## REQUIRED TASK
From the listing below, return each line that includes "purpose".

>> Begin

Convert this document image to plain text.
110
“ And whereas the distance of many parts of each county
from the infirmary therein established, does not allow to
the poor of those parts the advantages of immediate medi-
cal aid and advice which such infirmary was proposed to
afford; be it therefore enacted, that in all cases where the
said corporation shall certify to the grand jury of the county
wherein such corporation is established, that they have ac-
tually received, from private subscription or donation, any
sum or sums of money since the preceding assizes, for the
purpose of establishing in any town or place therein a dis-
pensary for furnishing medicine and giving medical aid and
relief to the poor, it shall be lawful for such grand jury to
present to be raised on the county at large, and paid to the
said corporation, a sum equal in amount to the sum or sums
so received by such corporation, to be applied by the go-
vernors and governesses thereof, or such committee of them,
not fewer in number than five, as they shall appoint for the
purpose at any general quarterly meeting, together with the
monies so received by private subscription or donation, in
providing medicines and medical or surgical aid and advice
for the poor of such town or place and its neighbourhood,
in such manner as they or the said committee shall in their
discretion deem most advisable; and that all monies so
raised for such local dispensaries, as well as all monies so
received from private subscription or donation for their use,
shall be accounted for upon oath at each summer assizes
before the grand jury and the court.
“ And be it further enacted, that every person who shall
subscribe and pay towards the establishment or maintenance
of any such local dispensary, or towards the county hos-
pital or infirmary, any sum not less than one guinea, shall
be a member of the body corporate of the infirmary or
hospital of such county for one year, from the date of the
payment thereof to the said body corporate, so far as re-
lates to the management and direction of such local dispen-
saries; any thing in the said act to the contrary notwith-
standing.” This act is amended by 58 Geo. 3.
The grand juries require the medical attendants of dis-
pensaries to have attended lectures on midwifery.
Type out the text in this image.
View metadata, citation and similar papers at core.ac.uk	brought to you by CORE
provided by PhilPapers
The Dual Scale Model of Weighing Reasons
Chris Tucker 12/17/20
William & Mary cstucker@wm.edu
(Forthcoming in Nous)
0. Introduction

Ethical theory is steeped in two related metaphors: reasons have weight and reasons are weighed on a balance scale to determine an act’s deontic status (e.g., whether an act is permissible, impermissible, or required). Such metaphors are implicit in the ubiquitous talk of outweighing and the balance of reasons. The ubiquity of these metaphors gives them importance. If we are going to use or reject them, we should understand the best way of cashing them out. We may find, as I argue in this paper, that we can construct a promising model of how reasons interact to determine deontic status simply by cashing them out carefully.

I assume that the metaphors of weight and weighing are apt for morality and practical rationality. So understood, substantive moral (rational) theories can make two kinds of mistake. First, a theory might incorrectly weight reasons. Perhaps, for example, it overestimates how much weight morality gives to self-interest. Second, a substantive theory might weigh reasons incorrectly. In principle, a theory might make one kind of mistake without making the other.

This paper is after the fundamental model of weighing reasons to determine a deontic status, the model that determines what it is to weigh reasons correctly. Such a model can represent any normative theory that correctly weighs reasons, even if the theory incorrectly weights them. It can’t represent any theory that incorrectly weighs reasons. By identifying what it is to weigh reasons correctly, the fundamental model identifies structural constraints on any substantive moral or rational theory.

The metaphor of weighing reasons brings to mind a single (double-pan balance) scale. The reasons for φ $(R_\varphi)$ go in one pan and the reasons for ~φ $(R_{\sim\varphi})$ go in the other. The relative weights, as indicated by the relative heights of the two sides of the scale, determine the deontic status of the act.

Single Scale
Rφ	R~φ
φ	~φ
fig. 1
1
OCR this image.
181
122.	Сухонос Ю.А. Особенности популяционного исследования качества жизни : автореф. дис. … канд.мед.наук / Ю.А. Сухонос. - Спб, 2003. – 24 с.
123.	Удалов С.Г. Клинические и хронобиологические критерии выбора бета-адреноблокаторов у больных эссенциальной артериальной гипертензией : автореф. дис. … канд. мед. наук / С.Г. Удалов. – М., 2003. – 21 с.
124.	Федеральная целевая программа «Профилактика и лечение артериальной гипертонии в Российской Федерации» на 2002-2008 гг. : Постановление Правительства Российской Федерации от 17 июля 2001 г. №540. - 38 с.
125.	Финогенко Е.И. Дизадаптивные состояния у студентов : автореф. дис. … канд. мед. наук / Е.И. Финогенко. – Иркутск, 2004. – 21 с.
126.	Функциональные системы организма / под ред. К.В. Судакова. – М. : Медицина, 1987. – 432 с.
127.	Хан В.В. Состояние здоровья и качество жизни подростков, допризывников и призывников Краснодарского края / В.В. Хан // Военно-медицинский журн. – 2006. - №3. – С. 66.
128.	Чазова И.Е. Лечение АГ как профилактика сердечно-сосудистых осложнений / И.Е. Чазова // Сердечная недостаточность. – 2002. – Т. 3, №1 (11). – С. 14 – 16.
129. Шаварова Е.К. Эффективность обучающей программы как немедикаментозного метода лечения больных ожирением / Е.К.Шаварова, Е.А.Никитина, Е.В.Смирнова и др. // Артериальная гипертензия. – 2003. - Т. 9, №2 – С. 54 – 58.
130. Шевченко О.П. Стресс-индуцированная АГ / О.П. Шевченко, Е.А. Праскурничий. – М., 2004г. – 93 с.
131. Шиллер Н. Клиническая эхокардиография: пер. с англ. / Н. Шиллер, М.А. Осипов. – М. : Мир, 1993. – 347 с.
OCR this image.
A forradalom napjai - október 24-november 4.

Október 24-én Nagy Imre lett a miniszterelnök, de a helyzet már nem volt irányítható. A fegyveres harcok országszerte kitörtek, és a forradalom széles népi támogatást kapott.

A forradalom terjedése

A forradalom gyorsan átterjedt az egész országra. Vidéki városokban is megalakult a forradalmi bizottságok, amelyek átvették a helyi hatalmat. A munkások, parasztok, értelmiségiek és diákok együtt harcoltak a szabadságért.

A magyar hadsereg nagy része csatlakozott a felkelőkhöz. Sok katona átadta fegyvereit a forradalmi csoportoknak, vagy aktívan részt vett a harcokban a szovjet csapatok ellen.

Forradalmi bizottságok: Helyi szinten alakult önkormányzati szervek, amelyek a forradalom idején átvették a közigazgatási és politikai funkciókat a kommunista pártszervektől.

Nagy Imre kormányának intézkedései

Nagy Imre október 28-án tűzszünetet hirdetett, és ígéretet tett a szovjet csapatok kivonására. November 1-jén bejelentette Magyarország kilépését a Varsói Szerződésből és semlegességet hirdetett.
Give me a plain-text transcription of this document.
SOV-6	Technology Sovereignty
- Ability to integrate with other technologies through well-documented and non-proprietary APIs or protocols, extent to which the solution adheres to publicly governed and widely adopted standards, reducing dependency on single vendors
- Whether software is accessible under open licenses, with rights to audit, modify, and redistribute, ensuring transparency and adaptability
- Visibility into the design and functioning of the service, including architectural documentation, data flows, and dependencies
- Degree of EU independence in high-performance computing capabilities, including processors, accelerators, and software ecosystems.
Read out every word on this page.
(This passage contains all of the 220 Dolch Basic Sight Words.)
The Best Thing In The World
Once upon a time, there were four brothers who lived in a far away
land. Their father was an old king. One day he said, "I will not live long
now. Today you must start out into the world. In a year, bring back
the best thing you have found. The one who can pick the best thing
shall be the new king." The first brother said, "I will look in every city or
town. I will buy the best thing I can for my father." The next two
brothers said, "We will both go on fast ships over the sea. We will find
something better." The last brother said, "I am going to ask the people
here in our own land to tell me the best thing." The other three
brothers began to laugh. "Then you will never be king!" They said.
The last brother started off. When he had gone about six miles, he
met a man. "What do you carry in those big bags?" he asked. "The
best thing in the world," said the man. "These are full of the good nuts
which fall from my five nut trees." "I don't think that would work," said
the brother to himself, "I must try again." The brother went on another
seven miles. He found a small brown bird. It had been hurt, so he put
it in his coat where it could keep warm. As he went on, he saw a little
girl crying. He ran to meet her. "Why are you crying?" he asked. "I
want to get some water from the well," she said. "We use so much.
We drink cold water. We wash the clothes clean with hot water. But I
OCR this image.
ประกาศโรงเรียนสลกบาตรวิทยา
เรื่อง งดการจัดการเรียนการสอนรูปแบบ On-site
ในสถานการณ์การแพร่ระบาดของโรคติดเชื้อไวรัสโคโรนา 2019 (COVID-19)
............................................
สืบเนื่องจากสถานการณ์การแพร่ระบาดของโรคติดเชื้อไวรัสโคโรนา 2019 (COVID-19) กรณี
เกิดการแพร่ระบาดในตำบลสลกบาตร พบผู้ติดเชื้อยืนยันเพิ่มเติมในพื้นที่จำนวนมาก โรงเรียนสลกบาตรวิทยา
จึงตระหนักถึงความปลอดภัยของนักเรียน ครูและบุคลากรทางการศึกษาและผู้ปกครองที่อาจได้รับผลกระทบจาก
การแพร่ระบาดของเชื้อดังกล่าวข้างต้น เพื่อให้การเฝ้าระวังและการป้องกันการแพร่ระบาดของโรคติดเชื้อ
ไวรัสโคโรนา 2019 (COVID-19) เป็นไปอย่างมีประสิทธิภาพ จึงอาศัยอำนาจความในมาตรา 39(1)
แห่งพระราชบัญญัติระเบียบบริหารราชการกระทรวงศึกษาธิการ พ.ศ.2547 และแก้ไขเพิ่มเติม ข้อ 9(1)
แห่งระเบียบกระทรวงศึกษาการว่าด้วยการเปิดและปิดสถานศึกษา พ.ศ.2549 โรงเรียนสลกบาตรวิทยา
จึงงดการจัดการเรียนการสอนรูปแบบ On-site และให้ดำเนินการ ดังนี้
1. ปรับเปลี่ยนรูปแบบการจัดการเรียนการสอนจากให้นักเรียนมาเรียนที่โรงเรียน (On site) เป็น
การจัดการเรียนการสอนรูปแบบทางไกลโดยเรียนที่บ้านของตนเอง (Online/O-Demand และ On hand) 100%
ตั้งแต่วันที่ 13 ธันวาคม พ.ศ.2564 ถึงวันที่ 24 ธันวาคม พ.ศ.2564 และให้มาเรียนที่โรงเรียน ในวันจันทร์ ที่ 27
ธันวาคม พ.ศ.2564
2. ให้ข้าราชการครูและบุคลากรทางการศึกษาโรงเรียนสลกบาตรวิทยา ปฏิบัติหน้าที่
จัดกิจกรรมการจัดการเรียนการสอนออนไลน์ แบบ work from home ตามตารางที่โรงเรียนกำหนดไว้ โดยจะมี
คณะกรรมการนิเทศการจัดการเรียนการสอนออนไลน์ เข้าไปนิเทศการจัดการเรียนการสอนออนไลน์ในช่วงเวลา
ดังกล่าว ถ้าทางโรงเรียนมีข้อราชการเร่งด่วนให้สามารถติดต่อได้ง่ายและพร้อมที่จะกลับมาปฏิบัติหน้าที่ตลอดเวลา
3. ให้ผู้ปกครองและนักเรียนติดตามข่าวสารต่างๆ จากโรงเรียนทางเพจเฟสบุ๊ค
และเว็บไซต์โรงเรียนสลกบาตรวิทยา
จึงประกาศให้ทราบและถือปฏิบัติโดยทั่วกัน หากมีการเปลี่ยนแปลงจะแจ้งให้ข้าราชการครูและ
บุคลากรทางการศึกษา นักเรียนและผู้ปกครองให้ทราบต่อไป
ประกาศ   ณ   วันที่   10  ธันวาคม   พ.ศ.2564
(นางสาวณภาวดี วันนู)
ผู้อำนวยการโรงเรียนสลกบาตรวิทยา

>> End

## TASK RESPONSE
purpose of establishing in any town or place therein a dis-
purpose at any general quarterly meeting, together with the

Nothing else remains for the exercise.